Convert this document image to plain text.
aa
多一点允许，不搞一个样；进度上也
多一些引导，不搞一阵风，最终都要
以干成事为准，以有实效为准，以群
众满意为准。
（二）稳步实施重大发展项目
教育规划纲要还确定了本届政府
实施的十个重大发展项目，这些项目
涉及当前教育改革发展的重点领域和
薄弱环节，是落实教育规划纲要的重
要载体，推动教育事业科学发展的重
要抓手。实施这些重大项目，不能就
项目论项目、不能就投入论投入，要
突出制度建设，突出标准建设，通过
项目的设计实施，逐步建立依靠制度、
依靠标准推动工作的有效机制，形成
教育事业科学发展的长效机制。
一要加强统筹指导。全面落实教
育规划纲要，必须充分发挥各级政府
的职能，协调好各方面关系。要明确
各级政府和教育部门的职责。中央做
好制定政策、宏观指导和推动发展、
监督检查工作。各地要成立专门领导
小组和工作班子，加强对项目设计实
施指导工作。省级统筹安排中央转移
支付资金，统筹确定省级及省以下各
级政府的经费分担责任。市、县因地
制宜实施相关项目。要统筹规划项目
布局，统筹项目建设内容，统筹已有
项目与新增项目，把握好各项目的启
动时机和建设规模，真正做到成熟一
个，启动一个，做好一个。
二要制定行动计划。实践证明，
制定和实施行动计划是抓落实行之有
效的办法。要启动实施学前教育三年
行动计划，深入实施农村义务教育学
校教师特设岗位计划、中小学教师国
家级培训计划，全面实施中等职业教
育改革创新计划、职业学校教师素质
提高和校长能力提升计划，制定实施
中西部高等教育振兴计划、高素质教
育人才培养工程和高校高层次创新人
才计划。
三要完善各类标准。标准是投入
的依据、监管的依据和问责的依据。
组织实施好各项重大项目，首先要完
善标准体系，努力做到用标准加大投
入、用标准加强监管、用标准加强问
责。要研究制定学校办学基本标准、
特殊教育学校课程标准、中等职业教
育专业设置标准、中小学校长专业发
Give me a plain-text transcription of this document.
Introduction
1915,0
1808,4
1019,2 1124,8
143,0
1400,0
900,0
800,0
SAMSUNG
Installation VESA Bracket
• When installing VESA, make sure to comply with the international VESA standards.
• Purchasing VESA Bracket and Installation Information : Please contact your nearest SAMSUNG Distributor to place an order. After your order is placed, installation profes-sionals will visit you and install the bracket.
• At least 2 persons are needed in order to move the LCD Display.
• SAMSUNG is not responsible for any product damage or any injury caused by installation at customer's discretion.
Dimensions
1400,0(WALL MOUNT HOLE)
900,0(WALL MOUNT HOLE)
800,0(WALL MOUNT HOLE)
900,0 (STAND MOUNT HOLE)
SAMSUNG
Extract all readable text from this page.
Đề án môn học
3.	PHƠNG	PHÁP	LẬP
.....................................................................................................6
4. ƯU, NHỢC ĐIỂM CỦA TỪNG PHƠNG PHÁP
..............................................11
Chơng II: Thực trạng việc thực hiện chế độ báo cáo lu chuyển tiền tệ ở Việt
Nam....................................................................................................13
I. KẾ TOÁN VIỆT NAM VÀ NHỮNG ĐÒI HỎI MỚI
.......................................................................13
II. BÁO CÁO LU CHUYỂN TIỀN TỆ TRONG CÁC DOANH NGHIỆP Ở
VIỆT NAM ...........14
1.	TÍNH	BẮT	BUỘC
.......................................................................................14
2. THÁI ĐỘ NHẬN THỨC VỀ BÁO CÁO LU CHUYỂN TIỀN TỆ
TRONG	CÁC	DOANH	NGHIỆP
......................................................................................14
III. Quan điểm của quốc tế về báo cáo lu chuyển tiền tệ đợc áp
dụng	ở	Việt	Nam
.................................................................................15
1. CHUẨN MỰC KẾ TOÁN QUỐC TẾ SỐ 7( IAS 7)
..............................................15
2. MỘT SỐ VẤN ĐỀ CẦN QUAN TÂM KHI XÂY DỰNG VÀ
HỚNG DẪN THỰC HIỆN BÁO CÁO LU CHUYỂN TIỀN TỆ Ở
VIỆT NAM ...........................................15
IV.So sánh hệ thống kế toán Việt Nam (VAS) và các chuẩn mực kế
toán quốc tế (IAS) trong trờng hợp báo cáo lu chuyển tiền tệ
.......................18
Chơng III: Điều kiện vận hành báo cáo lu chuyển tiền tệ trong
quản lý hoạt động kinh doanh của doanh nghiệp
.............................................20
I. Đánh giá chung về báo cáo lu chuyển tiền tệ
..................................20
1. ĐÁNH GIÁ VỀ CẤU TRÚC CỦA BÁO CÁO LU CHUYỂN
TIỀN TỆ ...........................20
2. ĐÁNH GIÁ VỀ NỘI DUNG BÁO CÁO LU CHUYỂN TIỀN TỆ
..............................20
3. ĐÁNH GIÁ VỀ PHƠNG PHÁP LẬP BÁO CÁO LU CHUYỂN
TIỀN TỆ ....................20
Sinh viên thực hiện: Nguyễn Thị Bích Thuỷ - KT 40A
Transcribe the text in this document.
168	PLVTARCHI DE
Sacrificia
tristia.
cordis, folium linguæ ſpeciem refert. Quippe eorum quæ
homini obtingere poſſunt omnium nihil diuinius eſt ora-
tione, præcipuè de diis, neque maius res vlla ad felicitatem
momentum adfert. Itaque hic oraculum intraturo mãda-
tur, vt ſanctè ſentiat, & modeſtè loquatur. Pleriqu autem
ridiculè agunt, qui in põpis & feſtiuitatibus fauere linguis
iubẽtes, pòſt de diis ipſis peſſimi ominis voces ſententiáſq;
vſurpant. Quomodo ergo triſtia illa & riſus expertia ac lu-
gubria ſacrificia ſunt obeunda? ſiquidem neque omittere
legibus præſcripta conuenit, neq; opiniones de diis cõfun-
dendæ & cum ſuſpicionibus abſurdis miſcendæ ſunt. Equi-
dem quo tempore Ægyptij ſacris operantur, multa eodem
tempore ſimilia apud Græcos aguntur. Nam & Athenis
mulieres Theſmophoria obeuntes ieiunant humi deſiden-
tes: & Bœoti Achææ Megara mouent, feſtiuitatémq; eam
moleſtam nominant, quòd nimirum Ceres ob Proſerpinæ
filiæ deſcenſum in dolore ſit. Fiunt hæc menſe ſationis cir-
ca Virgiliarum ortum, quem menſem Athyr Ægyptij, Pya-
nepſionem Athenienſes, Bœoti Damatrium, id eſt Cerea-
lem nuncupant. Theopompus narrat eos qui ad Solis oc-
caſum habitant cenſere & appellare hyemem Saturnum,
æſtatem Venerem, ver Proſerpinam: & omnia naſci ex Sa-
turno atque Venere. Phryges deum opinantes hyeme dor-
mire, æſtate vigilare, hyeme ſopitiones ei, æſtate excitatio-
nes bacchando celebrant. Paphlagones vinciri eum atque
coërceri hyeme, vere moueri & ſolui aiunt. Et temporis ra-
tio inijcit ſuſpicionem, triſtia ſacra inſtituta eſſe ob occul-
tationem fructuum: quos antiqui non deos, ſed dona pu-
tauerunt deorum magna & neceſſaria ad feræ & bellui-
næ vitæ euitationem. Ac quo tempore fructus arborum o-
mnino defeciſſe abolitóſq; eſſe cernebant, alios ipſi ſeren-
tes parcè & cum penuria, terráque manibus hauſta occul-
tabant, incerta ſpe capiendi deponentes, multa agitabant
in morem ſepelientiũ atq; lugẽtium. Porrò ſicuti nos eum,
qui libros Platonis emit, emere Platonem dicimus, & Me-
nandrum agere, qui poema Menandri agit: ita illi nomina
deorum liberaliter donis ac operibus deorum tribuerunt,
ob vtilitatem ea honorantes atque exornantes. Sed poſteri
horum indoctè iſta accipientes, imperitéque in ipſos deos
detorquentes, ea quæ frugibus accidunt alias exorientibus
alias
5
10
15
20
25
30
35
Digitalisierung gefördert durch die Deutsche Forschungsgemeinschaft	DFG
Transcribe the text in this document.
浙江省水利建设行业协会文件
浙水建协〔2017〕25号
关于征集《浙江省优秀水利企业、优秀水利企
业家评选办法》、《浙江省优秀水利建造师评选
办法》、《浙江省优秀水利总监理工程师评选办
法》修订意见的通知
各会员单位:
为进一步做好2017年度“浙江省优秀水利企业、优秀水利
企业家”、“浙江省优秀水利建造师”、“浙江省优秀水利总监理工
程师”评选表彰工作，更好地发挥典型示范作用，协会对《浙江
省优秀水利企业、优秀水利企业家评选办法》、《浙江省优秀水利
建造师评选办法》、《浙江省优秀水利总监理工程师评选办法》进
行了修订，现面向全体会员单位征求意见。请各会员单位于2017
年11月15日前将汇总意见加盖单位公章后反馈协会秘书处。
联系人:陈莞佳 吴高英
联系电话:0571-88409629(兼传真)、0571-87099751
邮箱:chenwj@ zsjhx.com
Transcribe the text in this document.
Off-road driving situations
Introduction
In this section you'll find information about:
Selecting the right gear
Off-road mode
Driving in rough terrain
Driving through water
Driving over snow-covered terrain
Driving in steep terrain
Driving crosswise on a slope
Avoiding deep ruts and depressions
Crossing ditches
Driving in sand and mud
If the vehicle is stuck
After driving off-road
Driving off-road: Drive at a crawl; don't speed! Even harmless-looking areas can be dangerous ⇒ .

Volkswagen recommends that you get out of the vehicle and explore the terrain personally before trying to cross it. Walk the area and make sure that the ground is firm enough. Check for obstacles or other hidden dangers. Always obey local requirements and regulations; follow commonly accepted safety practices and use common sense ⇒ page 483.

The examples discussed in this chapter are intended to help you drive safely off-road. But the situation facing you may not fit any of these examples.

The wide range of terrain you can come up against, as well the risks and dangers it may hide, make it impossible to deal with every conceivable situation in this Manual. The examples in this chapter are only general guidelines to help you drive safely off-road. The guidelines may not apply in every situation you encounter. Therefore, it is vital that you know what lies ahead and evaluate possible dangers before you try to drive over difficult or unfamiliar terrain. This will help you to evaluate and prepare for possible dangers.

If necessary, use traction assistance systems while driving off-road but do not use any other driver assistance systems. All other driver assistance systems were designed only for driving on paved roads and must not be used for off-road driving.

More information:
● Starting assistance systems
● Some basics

====

* **WORK TO BE COMPLETED**
In the entries above, how many lines contain the word "neque"? Answer with the number only.

* **EXPECTED ANSWER**
2